### EXERCISE
Restate, word for word, all of the material shown below.

── SUPPLIED RECORDS ──

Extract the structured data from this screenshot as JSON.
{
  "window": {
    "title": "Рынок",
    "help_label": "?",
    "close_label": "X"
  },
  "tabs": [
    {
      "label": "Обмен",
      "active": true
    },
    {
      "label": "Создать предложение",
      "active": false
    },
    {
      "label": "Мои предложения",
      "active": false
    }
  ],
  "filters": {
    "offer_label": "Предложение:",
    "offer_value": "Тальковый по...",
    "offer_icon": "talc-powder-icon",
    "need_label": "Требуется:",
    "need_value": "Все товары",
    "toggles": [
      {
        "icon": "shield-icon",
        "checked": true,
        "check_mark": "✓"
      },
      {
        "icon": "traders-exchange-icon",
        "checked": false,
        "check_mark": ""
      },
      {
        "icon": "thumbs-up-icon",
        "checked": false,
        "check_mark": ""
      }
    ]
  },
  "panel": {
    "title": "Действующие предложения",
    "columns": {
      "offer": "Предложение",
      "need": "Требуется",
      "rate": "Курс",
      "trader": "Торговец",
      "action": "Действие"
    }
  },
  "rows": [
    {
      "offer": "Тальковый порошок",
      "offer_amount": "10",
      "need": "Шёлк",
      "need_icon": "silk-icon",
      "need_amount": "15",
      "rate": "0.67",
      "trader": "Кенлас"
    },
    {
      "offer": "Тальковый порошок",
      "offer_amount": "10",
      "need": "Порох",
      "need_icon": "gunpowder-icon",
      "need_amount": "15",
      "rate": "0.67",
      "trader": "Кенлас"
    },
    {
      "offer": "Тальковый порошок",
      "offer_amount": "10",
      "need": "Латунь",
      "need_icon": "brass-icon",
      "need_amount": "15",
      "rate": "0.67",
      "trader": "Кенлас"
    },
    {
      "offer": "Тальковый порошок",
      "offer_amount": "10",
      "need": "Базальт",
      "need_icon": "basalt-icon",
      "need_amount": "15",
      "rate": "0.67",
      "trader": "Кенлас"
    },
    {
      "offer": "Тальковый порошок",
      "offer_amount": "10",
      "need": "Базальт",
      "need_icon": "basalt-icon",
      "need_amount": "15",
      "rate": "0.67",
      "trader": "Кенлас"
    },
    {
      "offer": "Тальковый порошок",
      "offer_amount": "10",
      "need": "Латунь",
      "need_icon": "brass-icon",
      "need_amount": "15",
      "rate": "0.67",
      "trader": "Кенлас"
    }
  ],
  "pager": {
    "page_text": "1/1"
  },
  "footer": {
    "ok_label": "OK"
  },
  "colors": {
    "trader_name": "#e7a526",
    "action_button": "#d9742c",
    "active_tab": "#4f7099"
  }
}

───

### EXERCISE OUTPUT
Extract the structured data from this screenshot as JSON.
{
  "window": {
    "title": "Рынок",
    "help_label": "?",
    "close_label": "X"
  },
  "tabs": [
    {
      "label": "Обмен",
      "active": true
    },
    {
      "label": "Создать предложение",
      "active": false
    },
    {
      "label": "Мои предложения",
      "active": false
    }
  ],
  "filters": {
    "offer_label": "Предложение:",
    "offer_value": "Тальковый по...",
    "offer_icon": "talc-powder-icon",
    "need_label": "Требуется:",
    "need_value": "Все товары",
    "toggles": [
      {
        "icon": "shield-icon",
        "checked": true,
        "check_mark": "✓"
      },
      {
        "icon": "traders-exchange-icon",
        "checked": false,
        "check_mark": ""
      },
      {
        "icon": "thumbs-up-icon",
        "checked": false,
        "check_mark": ""
      }
    ]
  },
  "panel": {
    "title": "Действующие предложения",
    "columns": {
      "offer": "Предложение",
      "need": "Требуется",
      "rate": "Курс",
      "trader": "Торговец",
      "action": "Действие"
    }
  },
  "rows": [
    {
      "offer": "Тальковый порошок",
      "offer_amount": "10",
      "need": "Шёлк",
      "need_icon": "silk-icon",
      "need_amount": "15",
      "rate": "0.67",
      "trader": "Кенлас"
    },
    {
      "offer": "Тальковый порошок",
      "offer_amount": "10",
      "need": "Порох",
      "need_icon": "gunpowder-icon",
      "need_amount": "15",
      "rate": "0.67",
      "trader": "Кенлас"
    },
    {
      "offer": "Тальковый порошок",
      "offer_amount": "10",
      "need": "Латунь",
      "need_icon": "brass-icon",
      "need_amount": "15",
      "rate": "0.67",
      "trader": "Кенлас"
    },
    {
      "offer": "Тальковый порошок",
      "offer_amount": "10",
      "need": "Базальт",
      "need_icon": "basalt-icon",
      "need_amount": "15",
      "rate": "0.67",
      "trader": "Кенлас"
    },
    {
      "offer": "Тальковый порошок",
      "offer_amount": "10",
      "need": "Базальт",
      "need_icon": "basalt-icon",
      "need_amount": "15",
      "rate": "0.67",
      "trader": "Кенлас"
    },
    {
      "offer": "Тальковый порошок",
      "offer_amount": "10",
      "need": "Латунь",
      "need_icon": "brass-icon",
      "need_amount": "15",
      "rate": "0.67",
      "trader": "Кенлас"
    }
  ],
  "pager": {
    "page_text": "1/1"
  },
  "footer": {
    "ok_label": "OK"
  },
  "colors": {
    "trader_name": "#e7a526",
    "action_button": "#d9742c",
    "active_tab": "#4f7099"
  }
}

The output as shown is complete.